» Aim of the exercise
Gather every line below where "this" appears.

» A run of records

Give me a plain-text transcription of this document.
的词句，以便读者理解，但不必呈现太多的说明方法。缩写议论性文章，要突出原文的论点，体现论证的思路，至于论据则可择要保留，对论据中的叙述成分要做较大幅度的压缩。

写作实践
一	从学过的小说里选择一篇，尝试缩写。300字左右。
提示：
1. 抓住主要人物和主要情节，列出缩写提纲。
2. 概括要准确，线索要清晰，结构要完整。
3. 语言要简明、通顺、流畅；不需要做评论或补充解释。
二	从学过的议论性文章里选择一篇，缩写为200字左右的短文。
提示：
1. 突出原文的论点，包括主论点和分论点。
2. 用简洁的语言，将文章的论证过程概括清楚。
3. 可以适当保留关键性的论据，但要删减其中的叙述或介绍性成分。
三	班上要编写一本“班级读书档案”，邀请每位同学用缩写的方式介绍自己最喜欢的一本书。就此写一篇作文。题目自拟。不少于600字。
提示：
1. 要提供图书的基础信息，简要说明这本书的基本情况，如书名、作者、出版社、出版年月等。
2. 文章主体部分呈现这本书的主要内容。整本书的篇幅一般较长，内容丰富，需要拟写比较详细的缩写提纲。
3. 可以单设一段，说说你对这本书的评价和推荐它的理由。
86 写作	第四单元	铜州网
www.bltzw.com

--

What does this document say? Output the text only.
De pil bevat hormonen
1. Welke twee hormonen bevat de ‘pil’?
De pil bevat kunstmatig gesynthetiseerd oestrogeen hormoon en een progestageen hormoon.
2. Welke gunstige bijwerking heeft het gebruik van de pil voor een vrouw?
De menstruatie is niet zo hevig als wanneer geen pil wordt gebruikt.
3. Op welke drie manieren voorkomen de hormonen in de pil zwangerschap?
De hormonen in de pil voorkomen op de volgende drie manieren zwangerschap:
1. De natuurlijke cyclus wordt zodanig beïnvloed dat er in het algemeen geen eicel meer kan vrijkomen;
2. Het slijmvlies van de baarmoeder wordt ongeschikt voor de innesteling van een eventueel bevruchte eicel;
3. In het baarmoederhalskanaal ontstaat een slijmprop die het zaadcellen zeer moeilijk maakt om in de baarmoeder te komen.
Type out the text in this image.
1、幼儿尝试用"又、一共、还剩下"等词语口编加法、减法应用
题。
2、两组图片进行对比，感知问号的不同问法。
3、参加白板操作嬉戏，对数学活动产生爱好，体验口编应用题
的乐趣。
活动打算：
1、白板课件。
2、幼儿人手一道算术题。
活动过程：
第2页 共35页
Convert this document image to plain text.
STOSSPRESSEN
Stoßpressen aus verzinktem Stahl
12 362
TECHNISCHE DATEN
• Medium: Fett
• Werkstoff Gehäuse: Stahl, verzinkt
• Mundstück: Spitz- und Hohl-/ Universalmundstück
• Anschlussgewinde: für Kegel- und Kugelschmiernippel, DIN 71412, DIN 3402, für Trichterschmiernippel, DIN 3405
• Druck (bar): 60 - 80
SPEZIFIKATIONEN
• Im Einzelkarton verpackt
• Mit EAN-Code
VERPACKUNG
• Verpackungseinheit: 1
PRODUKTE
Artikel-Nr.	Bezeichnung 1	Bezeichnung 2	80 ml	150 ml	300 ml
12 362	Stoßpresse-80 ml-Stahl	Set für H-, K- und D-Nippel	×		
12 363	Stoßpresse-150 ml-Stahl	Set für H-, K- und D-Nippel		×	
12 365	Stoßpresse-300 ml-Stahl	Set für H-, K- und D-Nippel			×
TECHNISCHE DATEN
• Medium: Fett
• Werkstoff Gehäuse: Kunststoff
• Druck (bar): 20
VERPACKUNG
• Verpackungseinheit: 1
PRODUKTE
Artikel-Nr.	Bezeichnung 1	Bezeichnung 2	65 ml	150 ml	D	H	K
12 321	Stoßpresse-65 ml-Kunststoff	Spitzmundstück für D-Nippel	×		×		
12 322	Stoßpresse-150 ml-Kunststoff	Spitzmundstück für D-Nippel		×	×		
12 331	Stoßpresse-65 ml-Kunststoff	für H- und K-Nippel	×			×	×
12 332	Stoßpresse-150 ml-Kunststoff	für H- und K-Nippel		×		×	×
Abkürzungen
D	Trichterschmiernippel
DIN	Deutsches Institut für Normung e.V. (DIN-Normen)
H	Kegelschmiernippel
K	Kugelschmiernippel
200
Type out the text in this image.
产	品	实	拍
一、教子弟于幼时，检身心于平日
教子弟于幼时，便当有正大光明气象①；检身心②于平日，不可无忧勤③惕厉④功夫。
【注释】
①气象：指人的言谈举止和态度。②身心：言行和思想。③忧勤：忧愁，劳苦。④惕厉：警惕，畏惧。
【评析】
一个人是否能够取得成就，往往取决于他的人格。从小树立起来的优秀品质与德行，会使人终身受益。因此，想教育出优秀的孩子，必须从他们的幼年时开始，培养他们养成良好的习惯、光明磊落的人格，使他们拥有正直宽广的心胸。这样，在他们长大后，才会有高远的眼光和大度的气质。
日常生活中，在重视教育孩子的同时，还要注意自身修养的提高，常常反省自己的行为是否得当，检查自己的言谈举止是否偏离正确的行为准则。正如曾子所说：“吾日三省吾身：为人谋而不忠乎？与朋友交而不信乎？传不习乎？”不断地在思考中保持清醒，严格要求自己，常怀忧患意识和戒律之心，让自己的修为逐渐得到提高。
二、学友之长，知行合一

» Answer to the exercise
Give me a plain-text transcription of this document.
What does this document say? Output the text only.
Type out the text in this image.
Convert this document image to plain text.
Type out the text in this image.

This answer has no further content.